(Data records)
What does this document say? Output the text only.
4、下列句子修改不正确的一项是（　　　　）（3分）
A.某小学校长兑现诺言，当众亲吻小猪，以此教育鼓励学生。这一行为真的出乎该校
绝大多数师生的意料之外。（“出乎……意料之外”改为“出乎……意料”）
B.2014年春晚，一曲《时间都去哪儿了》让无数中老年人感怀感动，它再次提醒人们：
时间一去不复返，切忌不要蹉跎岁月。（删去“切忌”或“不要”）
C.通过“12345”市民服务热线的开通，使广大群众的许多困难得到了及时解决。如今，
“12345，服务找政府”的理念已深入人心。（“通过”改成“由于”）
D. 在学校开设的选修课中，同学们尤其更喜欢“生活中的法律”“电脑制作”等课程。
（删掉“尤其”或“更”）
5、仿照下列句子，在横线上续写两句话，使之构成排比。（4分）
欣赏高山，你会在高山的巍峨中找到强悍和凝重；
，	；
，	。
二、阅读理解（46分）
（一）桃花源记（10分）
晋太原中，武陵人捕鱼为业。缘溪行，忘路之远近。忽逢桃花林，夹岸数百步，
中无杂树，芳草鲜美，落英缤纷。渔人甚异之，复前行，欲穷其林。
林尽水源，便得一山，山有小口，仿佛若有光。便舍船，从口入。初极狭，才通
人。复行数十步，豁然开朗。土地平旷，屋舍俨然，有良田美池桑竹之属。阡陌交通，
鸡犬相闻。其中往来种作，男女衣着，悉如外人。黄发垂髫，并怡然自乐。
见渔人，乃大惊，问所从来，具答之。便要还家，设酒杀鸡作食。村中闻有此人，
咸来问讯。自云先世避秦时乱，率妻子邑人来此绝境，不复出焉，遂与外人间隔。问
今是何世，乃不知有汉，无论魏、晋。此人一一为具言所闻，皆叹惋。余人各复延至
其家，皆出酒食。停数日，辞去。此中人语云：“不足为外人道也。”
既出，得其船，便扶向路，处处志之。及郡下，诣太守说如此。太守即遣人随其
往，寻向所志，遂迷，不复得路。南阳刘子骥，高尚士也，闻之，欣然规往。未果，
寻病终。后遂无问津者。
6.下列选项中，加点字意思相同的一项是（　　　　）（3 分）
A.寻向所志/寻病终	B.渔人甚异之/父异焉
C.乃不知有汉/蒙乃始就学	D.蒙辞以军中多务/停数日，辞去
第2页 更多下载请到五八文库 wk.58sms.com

--

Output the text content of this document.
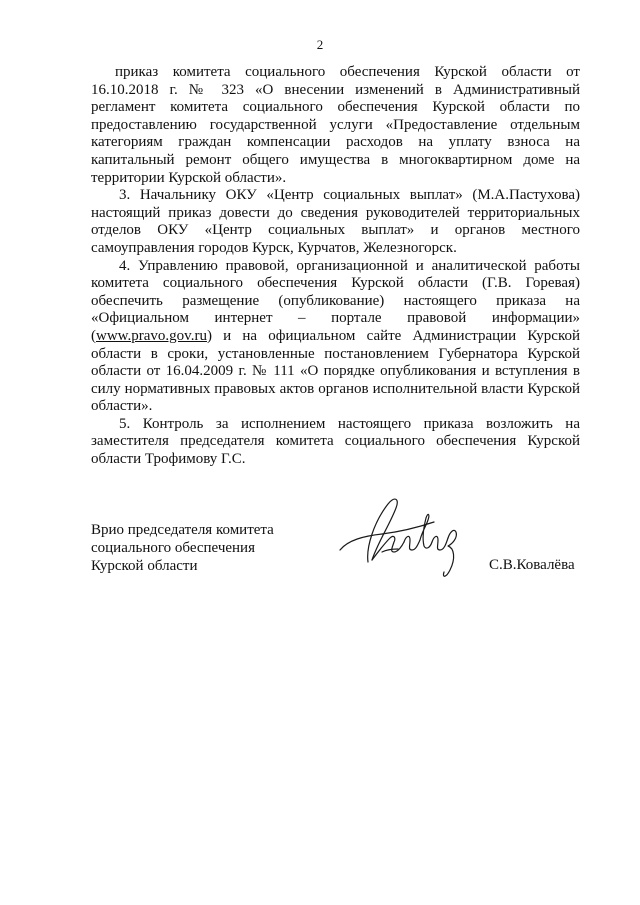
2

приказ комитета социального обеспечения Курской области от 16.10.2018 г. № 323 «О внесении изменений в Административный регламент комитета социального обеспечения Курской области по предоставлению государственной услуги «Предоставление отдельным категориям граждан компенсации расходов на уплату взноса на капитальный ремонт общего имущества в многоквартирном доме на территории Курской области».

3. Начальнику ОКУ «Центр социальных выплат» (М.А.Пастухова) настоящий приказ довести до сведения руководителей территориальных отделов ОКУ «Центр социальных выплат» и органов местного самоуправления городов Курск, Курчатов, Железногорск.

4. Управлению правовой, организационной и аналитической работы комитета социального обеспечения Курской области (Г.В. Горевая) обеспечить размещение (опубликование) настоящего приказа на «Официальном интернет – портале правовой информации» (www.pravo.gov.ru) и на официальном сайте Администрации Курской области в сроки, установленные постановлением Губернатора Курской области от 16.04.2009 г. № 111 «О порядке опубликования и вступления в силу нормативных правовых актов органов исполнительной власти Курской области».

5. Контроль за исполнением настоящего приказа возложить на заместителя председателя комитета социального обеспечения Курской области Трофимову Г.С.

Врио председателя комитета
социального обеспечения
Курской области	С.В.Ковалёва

==

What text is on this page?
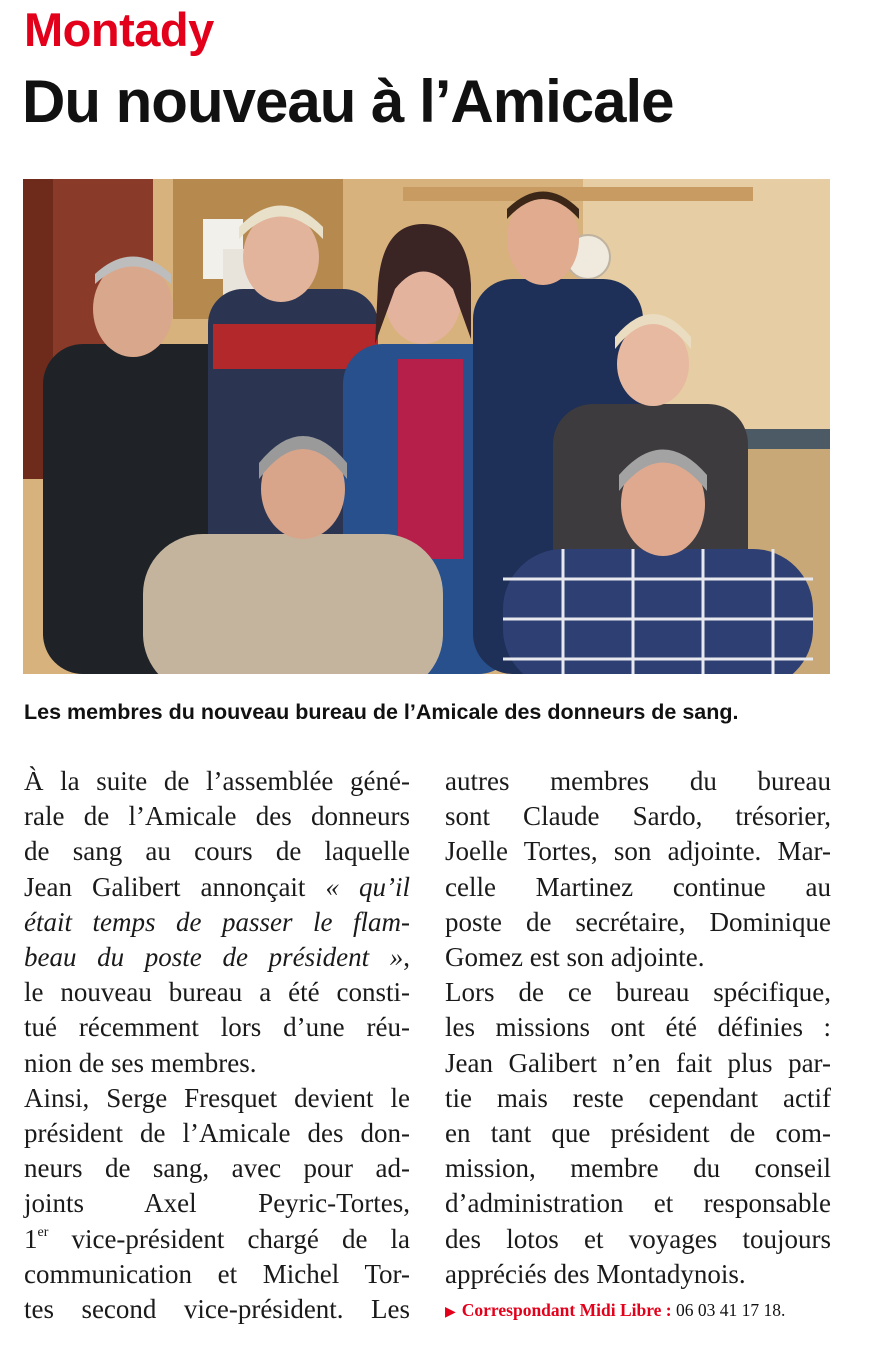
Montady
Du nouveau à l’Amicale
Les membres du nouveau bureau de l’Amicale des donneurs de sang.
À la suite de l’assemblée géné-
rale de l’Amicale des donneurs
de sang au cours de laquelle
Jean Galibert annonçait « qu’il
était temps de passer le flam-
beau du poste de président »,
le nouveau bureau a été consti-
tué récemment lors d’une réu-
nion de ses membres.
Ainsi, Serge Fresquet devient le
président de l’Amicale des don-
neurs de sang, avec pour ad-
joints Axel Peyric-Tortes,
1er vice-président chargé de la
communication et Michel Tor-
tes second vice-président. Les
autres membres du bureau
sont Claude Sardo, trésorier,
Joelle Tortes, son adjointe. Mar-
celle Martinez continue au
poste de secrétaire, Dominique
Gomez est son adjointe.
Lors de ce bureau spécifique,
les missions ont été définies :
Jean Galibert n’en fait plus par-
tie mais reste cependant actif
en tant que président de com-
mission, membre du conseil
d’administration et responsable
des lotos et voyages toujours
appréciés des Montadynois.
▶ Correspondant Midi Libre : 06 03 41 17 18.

▶ **YOUR GOAL**
In the listing above, locate each line with "What" and copy it.

▶ **SOLUTION TO THIS PROBLEM**
What does this document say? Output the text only.
What text is on this page?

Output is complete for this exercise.